Exercise:
Output a single figure: the number of lines in which the word "structured" appears.

Dataset records:
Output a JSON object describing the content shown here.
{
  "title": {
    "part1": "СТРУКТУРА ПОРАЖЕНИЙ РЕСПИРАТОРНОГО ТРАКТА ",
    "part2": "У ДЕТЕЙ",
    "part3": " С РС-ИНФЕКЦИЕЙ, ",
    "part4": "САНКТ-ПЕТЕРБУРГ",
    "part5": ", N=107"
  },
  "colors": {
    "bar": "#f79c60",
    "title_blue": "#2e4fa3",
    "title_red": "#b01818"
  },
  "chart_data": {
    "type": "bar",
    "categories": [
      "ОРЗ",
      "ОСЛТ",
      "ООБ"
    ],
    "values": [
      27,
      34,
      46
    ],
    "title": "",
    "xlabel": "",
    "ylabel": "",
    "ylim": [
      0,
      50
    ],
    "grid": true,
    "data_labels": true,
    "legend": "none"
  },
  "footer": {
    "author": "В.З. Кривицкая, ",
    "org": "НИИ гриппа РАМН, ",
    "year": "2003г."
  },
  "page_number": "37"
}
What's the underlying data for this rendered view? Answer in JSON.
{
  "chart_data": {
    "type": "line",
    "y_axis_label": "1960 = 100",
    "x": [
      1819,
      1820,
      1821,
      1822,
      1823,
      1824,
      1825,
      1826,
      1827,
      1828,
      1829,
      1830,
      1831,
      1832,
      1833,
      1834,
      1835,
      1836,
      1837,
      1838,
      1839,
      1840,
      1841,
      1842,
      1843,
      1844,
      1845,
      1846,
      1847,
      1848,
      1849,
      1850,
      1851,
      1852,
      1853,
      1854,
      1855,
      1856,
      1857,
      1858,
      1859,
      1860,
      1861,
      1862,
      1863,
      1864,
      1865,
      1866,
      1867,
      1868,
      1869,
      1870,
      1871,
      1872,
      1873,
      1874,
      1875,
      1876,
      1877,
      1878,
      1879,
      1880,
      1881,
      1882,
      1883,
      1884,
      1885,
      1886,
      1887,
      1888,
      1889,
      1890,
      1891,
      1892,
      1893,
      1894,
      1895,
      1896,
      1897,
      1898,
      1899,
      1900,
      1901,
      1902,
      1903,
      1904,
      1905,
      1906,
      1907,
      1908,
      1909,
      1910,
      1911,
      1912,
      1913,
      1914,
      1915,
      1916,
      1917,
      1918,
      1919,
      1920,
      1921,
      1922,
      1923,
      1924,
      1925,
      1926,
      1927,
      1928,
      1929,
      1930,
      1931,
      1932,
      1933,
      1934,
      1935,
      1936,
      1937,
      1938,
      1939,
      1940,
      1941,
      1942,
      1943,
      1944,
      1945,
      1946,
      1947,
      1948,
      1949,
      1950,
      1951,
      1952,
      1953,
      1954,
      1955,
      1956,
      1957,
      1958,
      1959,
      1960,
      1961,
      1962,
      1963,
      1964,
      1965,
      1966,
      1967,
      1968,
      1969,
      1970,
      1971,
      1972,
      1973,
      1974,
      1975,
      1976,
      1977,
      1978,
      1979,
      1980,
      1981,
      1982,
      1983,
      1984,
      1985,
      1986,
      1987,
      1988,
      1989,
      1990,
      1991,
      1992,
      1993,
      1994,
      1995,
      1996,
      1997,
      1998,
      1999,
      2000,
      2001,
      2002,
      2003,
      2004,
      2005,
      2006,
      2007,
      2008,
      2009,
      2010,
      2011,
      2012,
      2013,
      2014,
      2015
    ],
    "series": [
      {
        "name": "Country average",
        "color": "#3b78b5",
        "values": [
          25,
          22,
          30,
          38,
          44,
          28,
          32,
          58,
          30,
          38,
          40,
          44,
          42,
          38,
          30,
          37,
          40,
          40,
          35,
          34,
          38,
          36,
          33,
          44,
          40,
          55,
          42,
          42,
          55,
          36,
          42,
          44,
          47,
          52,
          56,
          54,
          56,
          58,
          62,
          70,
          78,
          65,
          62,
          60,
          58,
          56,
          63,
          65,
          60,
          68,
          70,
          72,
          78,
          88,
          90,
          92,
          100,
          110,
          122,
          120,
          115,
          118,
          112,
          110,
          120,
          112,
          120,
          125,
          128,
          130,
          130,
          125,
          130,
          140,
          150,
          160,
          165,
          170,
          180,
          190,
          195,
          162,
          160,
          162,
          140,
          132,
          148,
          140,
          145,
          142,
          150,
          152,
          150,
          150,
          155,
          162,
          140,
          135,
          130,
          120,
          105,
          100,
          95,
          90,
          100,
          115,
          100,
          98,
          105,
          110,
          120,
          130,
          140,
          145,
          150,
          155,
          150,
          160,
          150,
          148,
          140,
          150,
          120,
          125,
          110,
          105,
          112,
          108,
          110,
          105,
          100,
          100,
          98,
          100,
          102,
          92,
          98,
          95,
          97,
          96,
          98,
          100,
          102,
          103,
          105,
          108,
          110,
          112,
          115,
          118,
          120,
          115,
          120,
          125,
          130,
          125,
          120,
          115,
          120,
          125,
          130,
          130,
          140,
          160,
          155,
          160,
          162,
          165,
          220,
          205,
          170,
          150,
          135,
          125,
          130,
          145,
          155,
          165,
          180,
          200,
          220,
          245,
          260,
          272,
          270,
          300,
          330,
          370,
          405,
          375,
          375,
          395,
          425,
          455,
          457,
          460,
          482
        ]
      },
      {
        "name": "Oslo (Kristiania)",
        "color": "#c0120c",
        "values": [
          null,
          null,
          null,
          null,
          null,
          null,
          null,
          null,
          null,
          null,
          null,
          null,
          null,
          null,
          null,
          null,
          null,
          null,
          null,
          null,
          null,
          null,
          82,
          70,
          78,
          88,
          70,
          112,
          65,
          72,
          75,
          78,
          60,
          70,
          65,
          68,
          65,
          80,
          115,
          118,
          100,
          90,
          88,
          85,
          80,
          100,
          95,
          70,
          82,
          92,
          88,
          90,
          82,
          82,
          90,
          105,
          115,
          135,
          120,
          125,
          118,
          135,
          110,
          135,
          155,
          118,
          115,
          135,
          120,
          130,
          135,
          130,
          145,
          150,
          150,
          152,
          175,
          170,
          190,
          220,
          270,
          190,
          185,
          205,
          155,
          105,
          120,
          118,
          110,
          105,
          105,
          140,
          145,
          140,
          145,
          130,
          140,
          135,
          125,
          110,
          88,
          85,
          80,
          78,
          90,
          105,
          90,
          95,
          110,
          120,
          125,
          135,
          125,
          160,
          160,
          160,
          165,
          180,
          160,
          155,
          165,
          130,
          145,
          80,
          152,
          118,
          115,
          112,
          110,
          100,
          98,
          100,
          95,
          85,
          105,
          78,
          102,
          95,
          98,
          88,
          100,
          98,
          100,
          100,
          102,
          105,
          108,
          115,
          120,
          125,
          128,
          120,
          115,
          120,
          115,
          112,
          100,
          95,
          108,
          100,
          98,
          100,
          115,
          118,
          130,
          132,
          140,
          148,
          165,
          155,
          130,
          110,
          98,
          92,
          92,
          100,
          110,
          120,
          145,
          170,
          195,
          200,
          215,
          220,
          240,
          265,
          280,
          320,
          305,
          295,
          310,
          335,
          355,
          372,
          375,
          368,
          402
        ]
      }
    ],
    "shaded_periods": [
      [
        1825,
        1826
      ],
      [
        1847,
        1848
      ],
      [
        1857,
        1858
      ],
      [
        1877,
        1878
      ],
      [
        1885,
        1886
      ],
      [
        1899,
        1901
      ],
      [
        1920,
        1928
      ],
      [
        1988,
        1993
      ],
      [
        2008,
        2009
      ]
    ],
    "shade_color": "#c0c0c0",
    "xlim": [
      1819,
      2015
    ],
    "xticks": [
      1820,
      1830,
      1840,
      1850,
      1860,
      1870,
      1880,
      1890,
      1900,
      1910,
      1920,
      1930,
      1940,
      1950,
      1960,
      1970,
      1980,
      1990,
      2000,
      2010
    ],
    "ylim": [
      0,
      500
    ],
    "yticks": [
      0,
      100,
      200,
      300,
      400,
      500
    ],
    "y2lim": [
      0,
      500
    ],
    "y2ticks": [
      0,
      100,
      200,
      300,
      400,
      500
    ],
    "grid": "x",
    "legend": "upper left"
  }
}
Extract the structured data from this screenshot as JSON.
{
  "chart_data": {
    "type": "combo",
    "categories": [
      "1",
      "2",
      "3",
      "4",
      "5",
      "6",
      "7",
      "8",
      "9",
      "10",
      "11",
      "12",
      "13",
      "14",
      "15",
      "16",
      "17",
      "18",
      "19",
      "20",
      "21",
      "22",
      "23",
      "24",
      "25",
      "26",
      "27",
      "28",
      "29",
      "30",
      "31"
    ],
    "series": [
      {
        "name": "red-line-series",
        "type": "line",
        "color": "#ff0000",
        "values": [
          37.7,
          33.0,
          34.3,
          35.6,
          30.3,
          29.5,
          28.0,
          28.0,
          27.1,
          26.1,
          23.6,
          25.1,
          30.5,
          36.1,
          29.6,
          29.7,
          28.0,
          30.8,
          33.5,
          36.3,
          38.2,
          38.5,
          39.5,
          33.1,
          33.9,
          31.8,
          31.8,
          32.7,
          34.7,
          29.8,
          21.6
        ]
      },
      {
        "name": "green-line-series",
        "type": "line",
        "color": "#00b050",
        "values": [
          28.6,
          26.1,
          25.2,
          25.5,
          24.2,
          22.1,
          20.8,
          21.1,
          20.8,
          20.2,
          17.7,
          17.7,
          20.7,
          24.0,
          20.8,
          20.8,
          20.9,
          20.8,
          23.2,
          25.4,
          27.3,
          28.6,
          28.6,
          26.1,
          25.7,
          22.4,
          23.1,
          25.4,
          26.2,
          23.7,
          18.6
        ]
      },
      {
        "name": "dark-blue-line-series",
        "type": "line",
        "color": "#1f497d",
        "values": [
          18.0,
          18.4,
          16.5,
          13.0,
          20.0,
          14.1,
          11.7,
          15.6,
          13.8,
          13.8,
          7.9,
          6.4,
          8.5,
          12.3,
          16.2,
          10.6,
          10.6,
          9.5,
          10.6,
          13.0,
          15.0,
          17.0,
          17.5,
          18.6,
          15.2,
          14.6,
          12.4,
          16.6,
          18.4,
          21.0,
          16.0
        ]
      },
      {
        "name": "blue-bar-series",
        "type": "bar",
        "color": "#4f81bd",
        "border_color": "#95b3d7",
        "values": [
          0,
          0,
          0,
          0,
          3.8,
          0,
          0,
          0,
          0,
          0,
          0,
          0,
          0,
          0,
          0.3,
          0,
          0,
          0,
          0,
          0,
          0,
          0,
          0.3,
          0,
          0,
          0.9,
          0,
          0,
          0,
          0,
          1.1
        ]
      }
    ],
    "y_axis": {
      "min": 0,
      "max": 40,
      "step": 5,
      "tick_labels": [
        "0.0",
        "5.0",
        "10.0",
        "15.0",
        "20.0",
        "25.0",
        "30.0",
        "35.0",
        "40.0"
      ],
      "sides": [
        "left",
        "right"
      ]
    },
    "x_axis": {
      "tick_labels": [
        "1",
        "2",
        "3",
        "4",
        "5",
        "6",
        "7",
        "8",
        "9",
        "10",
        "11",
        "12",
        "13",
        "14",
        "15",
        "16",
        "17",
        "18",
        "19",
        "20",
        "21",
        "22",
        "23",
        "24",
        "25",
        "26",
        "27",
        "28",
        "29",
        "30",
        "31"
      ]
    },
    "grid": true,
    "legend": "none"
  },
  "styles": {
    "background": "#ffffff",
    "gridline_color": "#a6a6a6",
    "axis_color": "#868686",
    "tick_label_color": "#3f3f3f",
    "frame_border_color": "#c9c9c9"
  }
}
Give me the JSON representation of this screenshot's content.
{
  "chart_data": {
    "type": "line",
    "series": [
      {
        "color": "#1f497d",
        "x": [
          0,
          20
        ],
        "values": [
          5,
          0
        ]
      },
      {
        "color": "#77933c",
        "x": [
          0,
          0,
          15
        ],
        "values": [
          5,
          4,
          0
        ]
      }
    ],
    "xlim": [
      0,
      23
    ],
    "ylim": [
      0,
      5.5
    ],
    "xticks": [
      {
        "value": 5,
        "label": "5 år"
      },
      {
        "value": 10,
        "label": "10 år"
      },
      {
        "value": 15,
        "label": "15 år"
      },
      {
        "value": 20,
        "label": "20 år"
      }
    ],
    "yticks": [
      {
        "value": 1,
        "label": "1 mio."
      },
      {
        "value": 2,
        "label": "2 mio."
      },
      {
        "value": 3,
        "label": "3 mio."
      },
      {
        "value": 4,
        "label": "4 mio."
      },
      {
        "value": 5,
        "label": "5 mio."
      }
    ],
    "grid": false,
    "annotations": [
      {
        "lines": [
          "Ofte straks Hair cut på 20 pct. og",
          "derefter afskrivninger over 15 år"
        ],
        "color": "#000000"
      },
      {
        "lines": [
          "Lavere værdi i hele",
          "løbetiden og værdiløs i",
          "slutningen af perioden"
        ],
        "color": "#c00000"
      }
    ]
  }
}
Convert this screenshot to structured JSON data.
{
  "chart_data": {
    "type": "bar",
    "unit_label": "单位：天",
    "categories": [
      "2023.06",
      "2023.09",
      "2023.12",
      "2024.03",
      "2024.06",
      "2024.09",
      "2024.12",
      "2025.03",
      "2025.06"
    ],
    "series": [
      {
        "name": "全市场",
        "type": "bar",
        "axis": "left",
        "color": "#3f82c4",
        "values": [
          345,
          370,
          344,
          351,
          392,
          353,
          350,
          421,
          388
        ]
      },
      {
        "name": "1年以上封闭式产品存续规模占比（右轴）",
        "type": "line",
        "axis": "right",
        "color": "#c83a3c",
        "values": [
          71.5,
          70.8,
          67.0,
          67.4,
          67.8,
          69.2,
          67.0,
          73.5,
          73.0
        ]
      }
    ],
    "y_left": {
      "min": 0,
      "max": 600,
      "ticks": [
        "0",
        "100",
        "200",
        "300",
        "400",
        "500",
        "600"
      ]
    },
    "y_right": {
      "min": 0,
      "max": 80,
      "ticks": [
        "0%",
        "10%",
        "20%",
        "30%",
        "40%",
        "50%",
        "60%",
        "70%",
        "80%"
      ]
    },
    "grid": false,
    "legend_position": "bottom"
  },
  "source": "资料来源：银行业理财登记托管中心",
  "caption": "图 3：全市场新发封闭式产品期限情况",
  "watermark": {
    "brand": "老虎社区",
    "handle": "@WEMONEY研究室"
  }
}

Solved exercise:
2